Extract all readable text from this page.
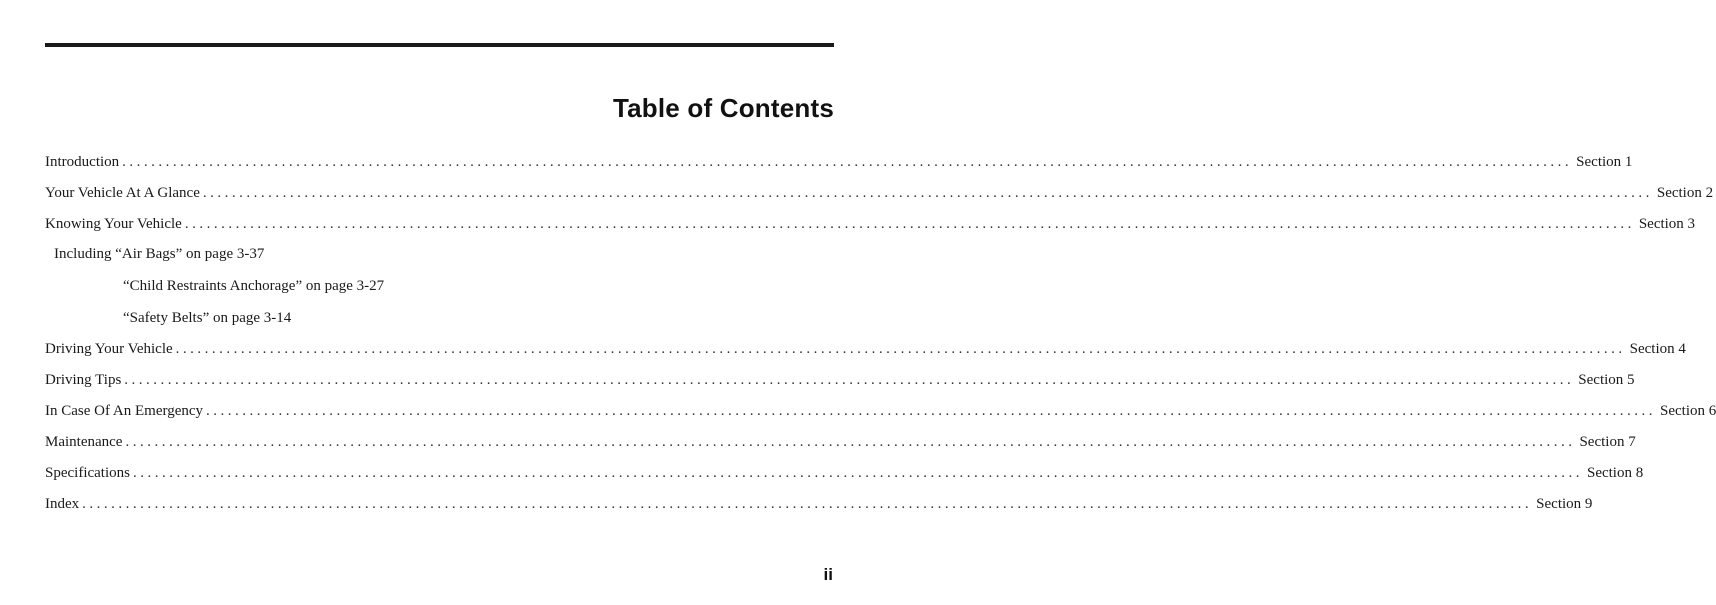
Table of Contents
Introduction ........................................................................................................................................................................................................ Section 1
Your Vehicle At A Glance ........................................................................................................................................................................................................ Section 2
Knowing Your Vehicle ........................................................................................................................................................................................................ Section 3
Including “Air Bags” on page 3-37
“Child Restraints Anchorage” on page 3-27
“Safety Belts” on page 3-14
Driving Your Vehicle ........................................................................................................................................................................................................ Section 4
Driving Tips ........................................................................................................................................................................................................ Section 5
In Case Of An Emergency ........................................................................................................................................................................................................ Section 6
Maintenance ........................................................................................................................................................................................................ Section 7
Specifications ........................................................................................................................................................................................................ Section 8
Index ........................................................................................................................................................................................................ Section 9
ii
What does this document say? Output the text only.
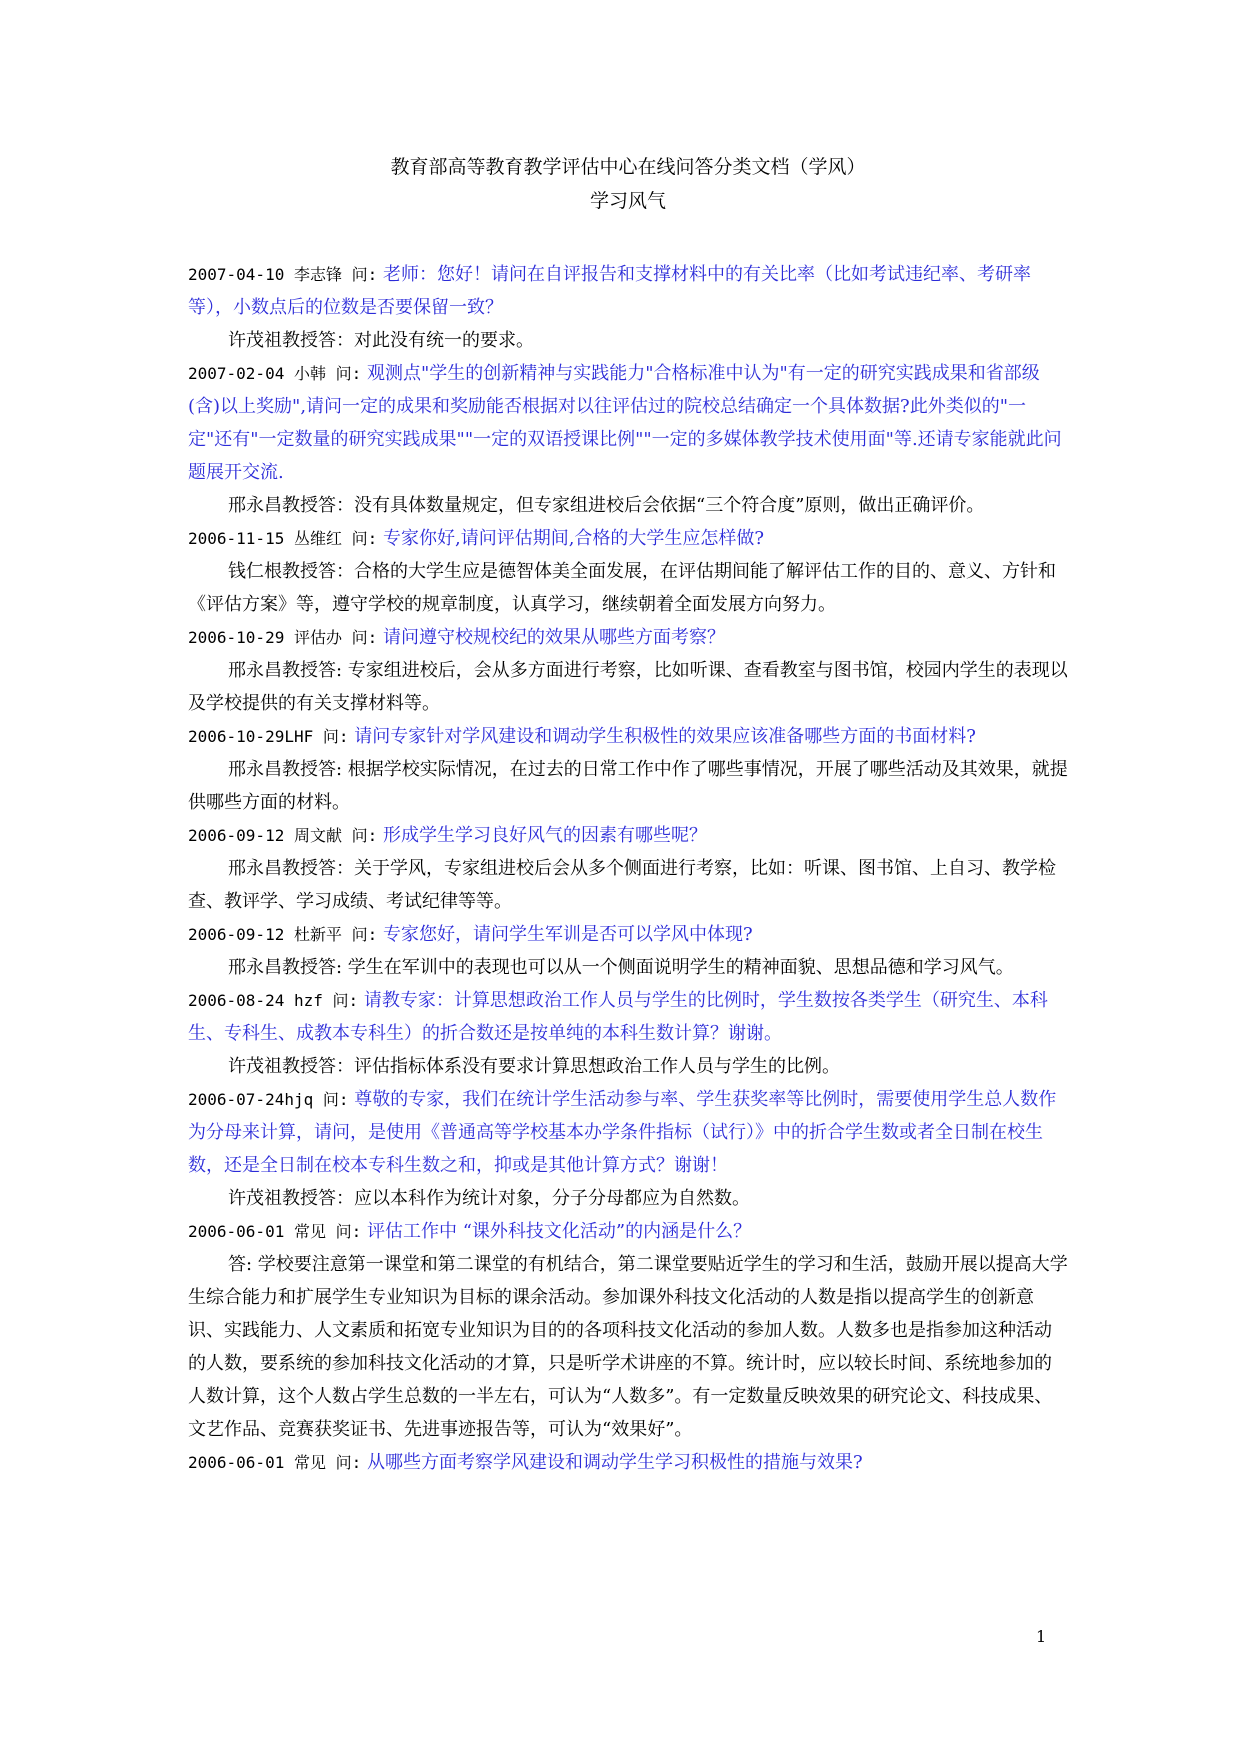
教育部高等教育教学评估中心在线问答分类文档（学风）

学习风气

2007-04-10 李志锋 问: 老师：您好！请问在自评报告和支撑材料中的有关比率（比如考试违纪率、考研率等），小数点后的位数是否要保留一致？

许茂祖教授答：对此没有统一的要求。

2007-02-04 小韩 问: 观测点"学生的创新精神与实践能力"合格标准中认为"有一定的研究实践成果和省部级(含)以上奖励",请问一定的成果和奖励能否根据对以往评估过的院校总结确定一个具体数据?此外类似的"一定"还有"一定数量的研究实践成果""一定的双语授课比例""一定的多媒体教学技术使用面"等.还请专家能就此问题展开交流.

邢永昌教授答：没有具体数量规定，但专家组进校后会依据“三个符合度”原则，做出正确评价。

2006-11-15 丛维红 问: 专家你好,请问评估期间,合格的大学生应怎样做?

钱仁根教授答：合格的大学生应是德智体美全面发展，在评估期间能了解评估工作的目的、意义、方针和《评估方案》等，遵守学校的规章制度，认真学习，继续朝着全面发展方向努力。

2006-10-29 评估办 问: 请问遵守校规校纪的效果从哪些方面考察？

邢永昌教授答: 专家组进校后，会从多方面进行考察，比如听课、查看教室与图书馆，校园内学生的表现以及学校提供的有关支撑材料等。

2006-10-29LHF 问: 请问专家针对学风建设和调动学生积极性的效果应该准备哪些方面的书面材料?

邢永昌教授答: 根据学校实际情况，在过去的日常工作中作了哪些事情况，开展了哪些活动及其效果，就提供哪些方面的材料。

2006-09-12 周文献 问: 形成学生学习良好风气的因素有哪些呢？

邢永昌教授答：关于学风，专家组进校后会从多个侧面进行考察，比如：听课、图书馆、上自习、教学检查、教评学、学习成绩、考试纪律等等。

2006-09-12 杜新平 问: 专家您好，请问学生军训是否可以学风中体现?

邢永昌教授答: 学生在军训中的表现也可以从一个侧面说明学生的精神面貌、思想品德和学习风气。

2006-08-24 hzf 问: 请教专家：计算思想政治工作人员与学生的比例时，学生数按各类学生（研究生、本科生、专科生、成教本专科生）的折合数还是按单纯的本科生数计算？谢谢。

许茂祖教授答：评估指标体系没有要求计算思想政治工作人员与学生的比例。

2006-07-24hjq 问: 尊敬的专家，我们在统计学生活动参与率、学生获奖率等比例时，需要使用学生总人数作为分母来计算，请问，是使用《普通高等学校基本办学条件指标（试行）》中的折合学生数或者全日制在校生数，还是全日制在校本专科生数之和，抑或是其他计算方式？谢谢！

许茂祖教授答：应以本科作为统计对象，分子分母都应为自然数。

2006-06-01 常见 问: 评估工作中 “课外科技文化活动”的内涵是什么？

答: 学校要注意第一课堂和第二课堂的有机结合，第二课堂要贴近学生的学习和生活，鼓励开展以提高大学生综合能力和扩展学生专业知识为目标的课余活动。参加课外科技文化活动的人数是指以提高学生的创新意识、实践能力、人文素质和拓宽专业知识为目的的各项科技文化活动的参加人数。人数多也是指参加这种活动的人数，要系统的参加科技文化活动的才算，只是听学术讲座的不算。统计时，应以较长时间、系统地参加的人数计算，这个人数占学生总数的一半左右，可认为“人数多”。有一定数量反映效果的研究论文、科技成果、文艺作品、竞赛获奖证书、先进事迹报告等，可认为“效果好”。

2006-06-01 常见 问: 从哪些方面考察学风建设和调动学生学习积极性的措施与效果?

1
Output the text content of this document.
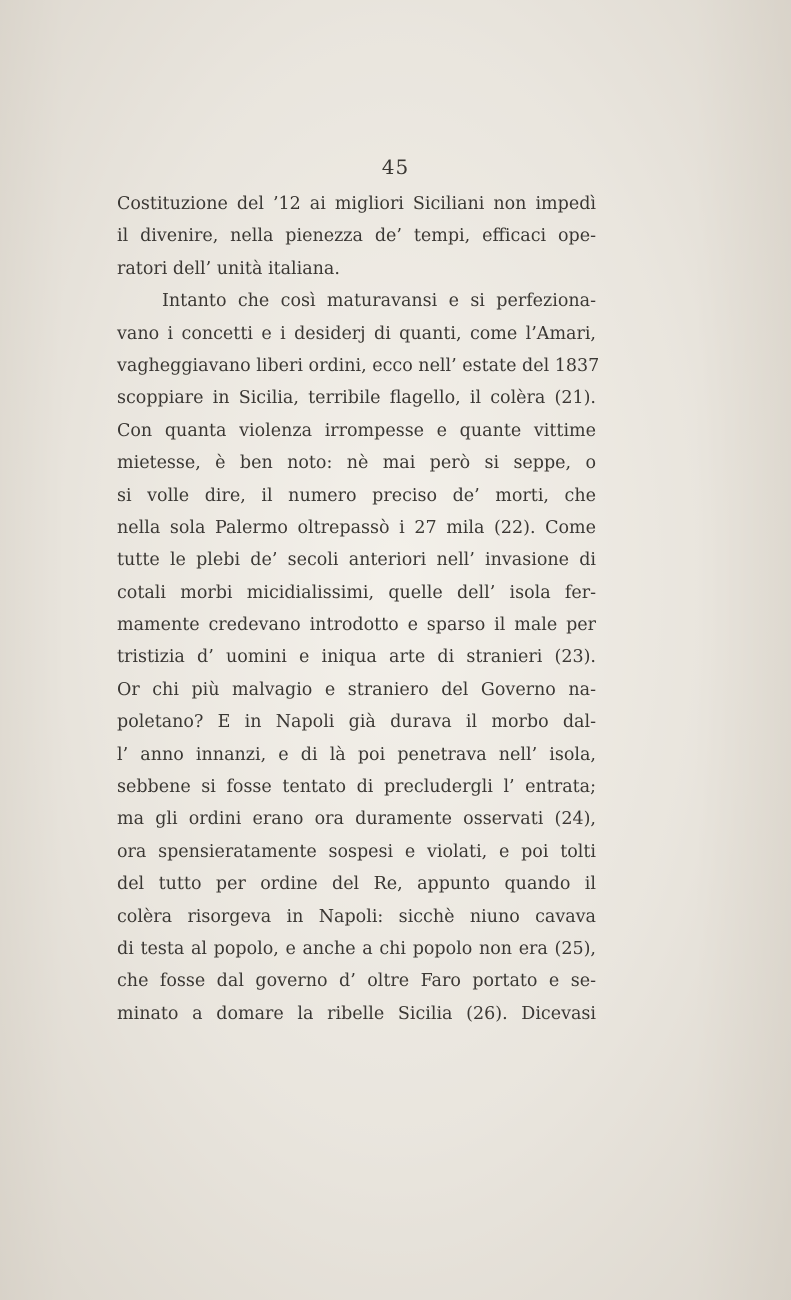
45
Costituzione del ’12 ai migliori Siciliani non impedì
il divenire, nella pienezza de’ tempi, efficaci ope-
ratori dell’ unità italiana.
Intanto che così maturavansi e si perfeziona-
vano i concetti e i desiderj di quanti, come l’Amari,
vagheggiavano liberi ordini, ecco nell’ estate del 1837
scoppiare in Sicilia, terribile flagello, il colèra (21).
Con quanta violenza irrompesse e quante vittime
mietesse, è ben noto: nè mai però si seppe, o
si volle dire, il numero preciso de’ morti, che
nella sola Palermo oltrepassò i 27 mila (22). Come
tutte le plebi de’ secoli anteriori nell’ invasione di
cotali morbi micidialissimi, quelle dell’ isola fer-
mamente credevano introdotto e sparso il male per
tristizia d’ uomini e iniqua arte di stranieri (23).
Or chi più malvagio e straniero del Governo na-
poletano? E in Napoli già durava il morbo dal-
l’ anno innanzi, e di là poi penetrava nell’ isola,
sebbene si fosse tentato di precludergli l’ entrata;
ma gli ordini erano ora duramente osservati (24),
ora spensieratamente sospesi e violati, e poi tolti
del tutto per ordine del Re, appunto quando il
colèra risorgeva in Napoli: sicchè niuno cavava
di testa al popolo, e anche a chi popolo non era (25),
che fosse dal governo d’ oltre Faro portato e se-
minato a domare la ribelle Sicilia (26). Dicevasi
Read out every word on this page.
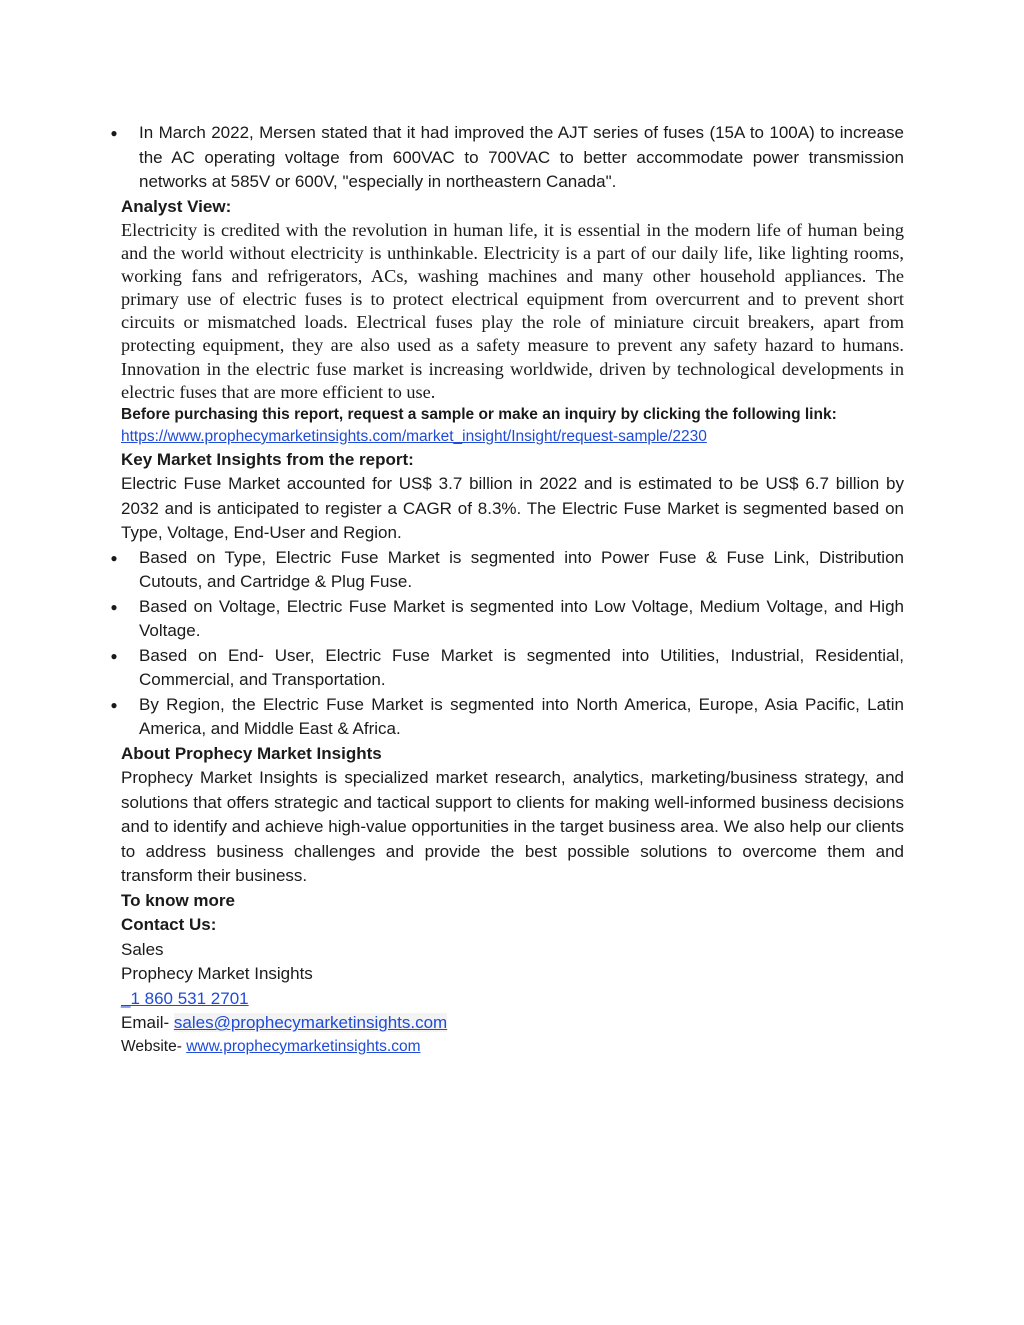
● In March 2022, Mersen stated that it had improved the AJT series of fuses (15A to 100A) to increase the AC operating voltage from 600VAC to 700VAC to better accommodate power transmission networks at 585V or 600V, "especially in northeastern Canada".

Analyst View:

Electricity is credited with the revolution in human life, it is essential in the modern life of human being and the world without electricity is unthinkable. Electricity is a part of our daily life, like lighting rooms, working fans and refrigerators, ACs, washing machines and many other household appliances. The primary use of electric fuses is to protect electrical equipment from overcurrent and to prevent short circuits or mismatched loads. Electrical fuses play the role of miniature circuit breakers, apart from protecting equipment, they are also used as a safety measure to prevent any safety hazard to humans. Innovation in the electric fuse market is increasing worldwide, driven by technological developments in electric fuses that are more efficient to use.

Before purchasing this report, request a sample or make an inquiry by clicking the following link:

https://www.prophecymarketinsights.com/market_insight/Insight/request-sample/2230

Key Market Insights from the report:

Electric Fuse Market accounted for US$ 3.7 billion in 2022 and is estimated to be US$ 6.7 billion by 2032 and is anticipated to register a CAGR of 8.3%. The Electric Fuse Market is segmented based on Type, Voltage, End-User and Region.

● Based on Type, Electric Fuse Market is segmented into Power Fuse & Fuse Link, Distribution Cutouts, and Cartridge & Plug Fuse.
● Based on Voltage, Electric Fuse Market is segmented into Low Voltage, Medium Voltage, and High Voltage.
● Based on End- User, Electric Fuse Market is segmented into Utilities, Industrial, Residential, Commercial, and Transportation.
● By Region, the Electric Fuse Market is segmented into North America, Europe, Asia Pacific, Latin America, and Middle East & Africa.

About Prophecy Market Insights

Prophecy Market Insights is specialized market research, analytics, marketing/business strategy, and solutions that offers strategic and tactical support to clients for making well-informed business decisions and to identify and achieve high-value opportunities in the target business area. We also help our clients to address business challenges and provide the best possible solutions to overcome them and transform their business.

To know more

Contact Us:

Sales

Prophecy Market Insights

_1 860 531 2701

Email- sales@prophecymarketinsights.com

Website- www.prophecymarketinsights.com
■ ■ ■
● **WHAT IS ASKED**: Scan the lines for the string "Type". Copy out each line that matches.

● **THE REPLY**:
Electric Fuse Market accounted for US$ 3.7 billion in 2022 and is estimated to be US$ 6.7 billion by 2032 and is anticipated to register a CAGR of 8.3%. The Electric Fuse Market is segmented based on Type, Voltage, End-User and Region.
● Based on Type, Electric Fuse Market is segmented into Power Fuse & Fuse Link, Distribution Cutouts, and Cartridge & Plug Fuse.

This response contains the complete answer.